Of the lines in the listing, how many include the string "name"? Write the number and nothing else.
## Start Stored records
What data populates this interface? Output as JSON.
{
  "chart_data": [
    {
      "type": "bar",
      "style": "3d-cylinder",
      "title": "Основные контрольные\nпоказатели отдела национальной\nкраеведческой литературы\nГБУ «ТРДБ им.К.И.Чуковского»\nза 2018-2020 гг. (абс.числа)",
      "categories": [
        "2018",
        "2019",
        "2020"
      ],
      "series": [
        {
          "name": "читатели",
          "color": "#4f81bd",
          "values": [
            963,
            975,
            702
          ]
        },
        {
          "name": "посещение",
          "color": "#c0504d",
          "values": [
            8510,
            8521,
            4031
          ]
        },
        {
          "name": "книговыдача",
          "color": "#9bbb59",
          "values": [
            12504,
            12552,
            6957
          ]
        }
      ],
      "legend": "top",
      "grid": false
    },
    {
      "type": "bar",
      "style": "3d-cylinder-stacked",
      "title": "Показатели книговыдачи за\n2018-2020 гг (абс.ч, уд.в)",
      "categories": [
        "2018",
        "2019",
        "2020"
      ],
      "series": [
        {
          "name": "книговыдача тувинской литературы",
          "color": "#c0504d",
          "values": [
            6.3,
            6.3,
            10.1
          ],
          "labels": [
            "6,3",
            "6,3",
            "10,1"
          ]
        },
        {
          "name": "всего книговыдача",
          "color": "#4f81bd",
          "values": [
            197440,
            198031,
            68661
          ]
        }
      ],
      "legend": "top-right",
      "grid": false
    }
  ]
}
## End Stored records
## Start Stored records
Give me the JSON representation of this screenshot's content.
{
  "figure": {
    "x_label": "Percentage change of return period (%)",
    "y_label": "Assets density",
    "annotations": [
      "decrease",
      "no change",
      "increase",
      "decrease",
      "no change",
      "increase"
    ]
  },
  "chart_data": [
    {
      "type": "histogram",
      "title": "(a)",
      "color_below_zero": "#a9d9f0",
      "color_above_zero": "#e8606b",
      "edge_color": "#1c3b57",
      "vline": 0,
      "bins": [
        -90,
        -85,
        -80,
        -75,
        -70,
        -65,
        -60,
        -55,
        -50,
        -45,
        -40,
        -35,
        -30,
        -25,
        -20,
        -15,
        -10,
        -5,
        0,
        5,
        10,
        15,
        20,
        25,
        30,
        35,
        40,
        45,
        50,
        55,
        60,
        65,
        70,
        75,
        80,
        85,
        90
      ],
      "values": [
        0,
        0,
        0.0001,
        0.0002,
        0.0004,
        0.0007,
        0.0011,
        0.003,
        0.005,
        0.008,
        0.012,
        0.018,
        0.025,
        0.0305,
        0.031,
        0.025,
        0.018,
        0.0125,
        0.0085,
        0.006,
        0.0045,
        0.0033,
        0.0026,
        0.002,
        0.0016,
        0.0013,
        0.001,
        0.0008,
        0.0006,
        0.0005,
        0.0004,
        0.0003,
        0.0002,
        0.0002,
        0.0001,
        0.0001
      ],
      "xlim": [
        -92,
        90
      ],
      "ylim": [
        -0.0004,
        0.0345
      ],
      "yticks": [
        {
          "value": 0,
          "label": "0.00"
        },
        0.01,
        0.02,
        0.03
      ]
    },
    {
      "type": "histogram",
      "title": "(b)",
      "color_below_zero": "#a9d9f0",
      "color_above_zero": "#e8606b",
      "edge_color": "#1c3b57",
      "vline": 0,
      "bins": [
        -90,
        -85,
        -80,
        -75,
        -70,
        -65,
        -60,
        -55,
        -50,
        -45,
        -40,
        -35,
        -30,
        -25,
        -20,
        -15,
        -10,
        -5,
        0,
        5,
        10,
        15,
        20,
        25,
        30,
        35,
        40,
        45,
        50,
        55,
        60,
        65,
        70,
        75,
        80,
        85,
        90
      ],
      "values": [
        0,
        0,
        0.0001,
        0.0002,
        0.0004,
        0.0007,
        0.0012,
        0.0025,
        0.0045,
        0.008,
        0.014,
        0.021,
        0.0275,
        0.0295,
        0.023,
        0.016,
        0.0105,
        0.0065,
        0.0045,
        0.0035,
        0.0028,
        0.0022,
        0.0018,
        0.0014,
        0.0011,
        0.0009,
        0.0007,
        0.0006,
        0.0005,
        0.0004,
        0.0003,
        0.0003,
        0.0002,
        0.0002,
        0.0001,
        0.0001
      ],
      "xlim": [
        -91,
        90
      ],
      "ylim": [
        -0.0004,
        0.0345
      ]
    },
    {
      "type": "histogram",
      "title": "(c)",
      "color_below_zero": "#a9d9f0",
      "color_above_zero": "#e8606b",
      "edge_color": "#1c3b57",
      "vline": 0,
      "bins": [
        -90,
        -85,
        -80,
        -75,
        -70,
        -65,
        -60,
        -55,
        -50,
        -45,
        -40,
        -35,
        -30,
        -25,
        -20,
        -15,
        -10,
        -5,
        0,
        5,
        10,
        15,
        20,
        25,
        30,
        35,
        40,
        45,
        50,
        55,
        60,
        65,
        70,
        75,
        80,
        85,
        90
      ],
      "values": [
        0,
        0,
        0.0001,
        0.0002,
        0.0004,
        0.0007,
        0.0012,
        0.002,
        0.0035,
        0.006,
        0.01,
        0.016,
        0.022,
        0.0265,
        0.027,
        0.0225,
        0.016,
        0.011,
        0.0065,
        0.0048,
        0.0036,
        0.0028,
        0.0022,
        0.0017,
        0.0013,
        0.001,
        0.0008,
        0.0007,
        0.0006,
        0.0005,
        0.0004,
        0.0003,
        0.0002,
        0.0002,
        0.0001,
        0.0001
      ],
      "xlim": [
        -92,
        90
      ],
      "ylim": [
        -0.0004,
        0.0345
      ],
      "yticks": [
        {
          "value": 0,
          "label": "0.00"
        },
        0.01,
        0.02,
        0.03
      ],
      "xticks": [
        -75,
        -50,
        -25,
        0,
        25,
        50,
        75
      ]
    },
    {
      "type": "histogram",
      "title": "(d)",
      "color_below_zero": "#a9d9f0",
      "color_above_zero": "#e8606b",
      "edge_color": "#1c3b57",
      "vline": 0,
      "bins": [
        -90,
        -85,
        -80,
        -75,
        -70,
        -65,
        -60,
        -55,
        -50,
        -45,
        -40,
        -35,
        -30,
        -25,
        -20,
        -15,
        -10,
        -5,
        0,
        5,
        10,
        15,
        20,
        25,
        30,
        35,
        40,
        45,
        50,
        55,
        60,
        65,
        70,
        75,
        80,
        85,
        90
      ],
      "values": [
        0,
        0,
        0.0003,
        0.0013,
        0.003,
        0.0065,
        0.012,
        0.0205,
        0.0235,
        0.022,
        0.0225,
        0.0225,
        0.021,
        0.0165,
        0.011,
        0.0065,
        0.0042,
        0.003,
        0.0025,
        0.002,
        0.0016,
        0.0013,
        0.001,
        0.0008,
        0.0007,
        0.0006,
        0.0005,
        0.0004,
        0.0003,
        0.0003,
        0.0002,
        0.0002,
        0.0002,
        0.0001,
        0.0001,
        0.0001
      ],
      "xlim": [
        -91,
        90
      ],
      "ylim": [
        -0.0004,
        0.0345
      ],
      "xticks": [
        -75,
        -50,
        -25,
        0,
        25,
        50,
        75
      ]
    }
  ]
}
## End Stored records
» Written answer
5